• _What the exercise asks_:
Gather every line of the entries that includes the word "JSON".

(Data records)
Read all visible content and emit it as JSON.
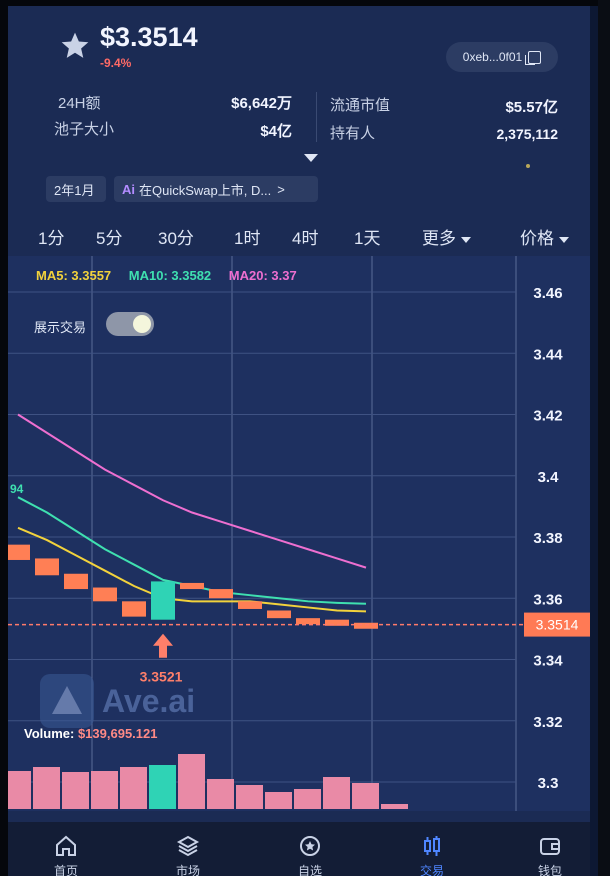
{
  "token": {
    "price": "$3.3514",
    "change": "-9.4%",
    "address": "0xeb...0f01"
  },
  "stats": {
    "volume_24h_label": "24H额",
    "volume_24h_value": "$6,642万",
    "pool_label": "池子大小",
    "pool_value": "$4亿",
    "mcap_label": "流通市值",
    "mcap_value": "$5.57亿",
    "holders_label": "持有人",
    "holders_value": "2,375,112"
  },
  "chips": {
    "date": "2年1月",
    "ai_badge": "Ai",
    "listing": "在QuickSwap上市, D...",
    "listing_arrow": ">"
  },
  "timeframes": [
    "1分",
    "5分",
    "30分",
    "1时",
    "4时",
    "1天"
  ],
  "more_label": "更多",
  "price_label": "价格",
  "ma_legend": {
    "ma5": "MA5: 3.3557",
    "ma10": "MA10: 3.3582",
    "ma20": "MA20: 3.37",
    "ma10_edge": "94"
  },
  "toggle_label": "展示交易",
  "watermark": "Ave.ai",
  "volume_label": "Volume:",
  "volume_value": "$139,695.121",
  "trade_marker_label": "3.3521",
  "current_price_tag": "3.3514",
  "colors": {
    "up": "#2fd3b5",
    "down": "#ff7f55",
    "ma5": "#f2d23c",
    "ma10": "#3fe0b0",
    "ma20": "#ee6fd0",
    "accent": "#4f86ff",
    "volume": "#e98aa6"
  },
  "nav": [
    {
      "label": "首页",
      "icon": "home-icon"
    },
    {
      "label": "市场",
      "icon": "layers-icon"
    },
    {
      "label": "自选",
      "icon": "star-circle-icon"
    },
    {
      "label": "交易",
      "icon": "candles-icon"
    },
    {
      "label": "钱包",
      "icon": "wallet-icon"
    }
  ],
  "chart_data": {
    "type": "candlestick",
    "ylim": [
      3.29,
      3.47
    ],
    "yticks": [
      "3.46",
      "3.44",
      "3.42",
      "3.4",
      "3.38",
      "3.36",
      "3.34",
      "3.32",
      "3.3"
    ],
    "current_price": 3.3514,
    "candles": [
      {
        "open": 3.3775,
        "close": 3.3725
      },
      {
        "open": 3.373,
        "close": 3.3675
      },
      {
        "open": 3.368,
        "close": 3.363
      },
      {
        "open": 3.3635,
        "close": 3.359
      },
      {
        "open": 3.359,
        "close": 3.354
      },
      {
        "open": 3.353,
        "close": 3.3655
      },
      {
        "open": 3.365,
        "close": 3.363
      },
      {
        "open": 3.363,
        "close": 3.36
      },
      {
        "open": 3.359,
        "close": 3.3565
      },
      {
        "open": 3.356,
        "close": 3.3535
      },
      {
        "open": 3.3535,
        "close": 3.3518
      },
      {
        "open": 3.353,
        "close": 3.351
      },
      {
        "open": 3.352,
        "close": 3.3505
      }
    ],
    "ma5": [
      3.383,
      3.379,
      3.374,
      3.369,
      3.364,
      3.36,
      3.359,
      3.359,
      3.359,
      3.358,
      3.357,
      3.356,
      3.3557
    ],
    "ma10": [
      3.393,
      3.388,
      3.382,
      3.376,
      3.371,
      3.366,
      3.364,
      3.362,
      3.361,
      3.36,
      3.359,
      3.3585,
      3.3582
    ],
    "ma20": [
      3.42,
      3.414,
      3.408,
      3.402,
      3.397,
      3.392,
      3.388,
      3.385,
      3.382,
      3.379,
      3.376,
      3.373,
      3.37
    ],
    "volumes": [
      38,
      42,
      37,
      38,
      42,
      44,
      55,
      30,
      24,
      17,
      20,
      32,
      26,
      5
    ]
  }
}
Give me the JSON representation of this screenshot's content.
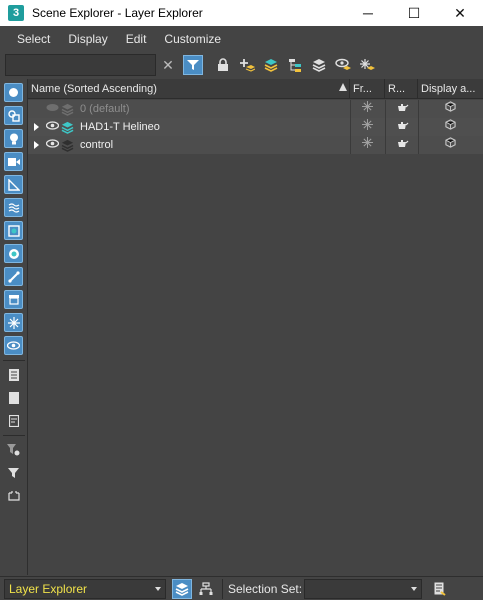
{
  "window": {
    "app_icon": "3",
    "title": "Scene Explorer - Layer Explorer",
    "minimize": "─",
    "maximize": "☐",
    "close": "✕"
  },
  "menu": [
    "Select",
    "Display",
    "Edit",
    "Customize"
  ],
  "toolbar": {
    "search_value": "",
    "clear_icon": "✕",
    "icons": [
      "filter-icon",
      "lock-icon",
      "add-layer-icon",
      "layer-stack-icon",
      "hierarchy-icon",
      "layers-icon",
      "eye-layer-icon",
      "freeze-layer-icon"
    ]
  },
  "left_tools": [
    "geometry-icon",
    "shapes-icon",
    "lights-icon",
    "cameras-icon",
    "helpers-icon",
    "space-warps-icon",
    "groups-icon",
    "xrefs-icon",
    "bones-icon",
    "containers-icon",
    "frozen-icon",
    "hidden-icon",
    "list-all-icon",
    "list-none-icon",
    "invert-icon",
    "filter-options-icon",
    "filter-icon",
    "select-children-icon"
  ],
  "table": {
    "columns": [
      "Name (Sorted Ascending)",
      "Fr...",
      "R...",
      "Display a..."
    ],
    "rows": [
      {
        "name": "0 (default)",
        "dim": true,
        "expandable": false
      },
      {
        "name": "HAD1-T Helineo",
        "dim": false,
        "expandable": true
      },
      {
        "name": "control",
        "dim": false,
        "expandable": true
      }
    ]
  },
  "bottom": {
    "explorer_label": "Layer Explorer",
    "selection_set_label": "Selection Set:",
    "selection_set_value": ""
  },
  "colors": {
    "accent_blue": "#4a8dc4",
    "layer_teal": "#3ec6c6",
    "explorer_label_yellow": "#f0e24a"
  }
}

• _The result_:
Read all visible content and emit it as JSON.
Give me the JSON representation of this screenshot's content.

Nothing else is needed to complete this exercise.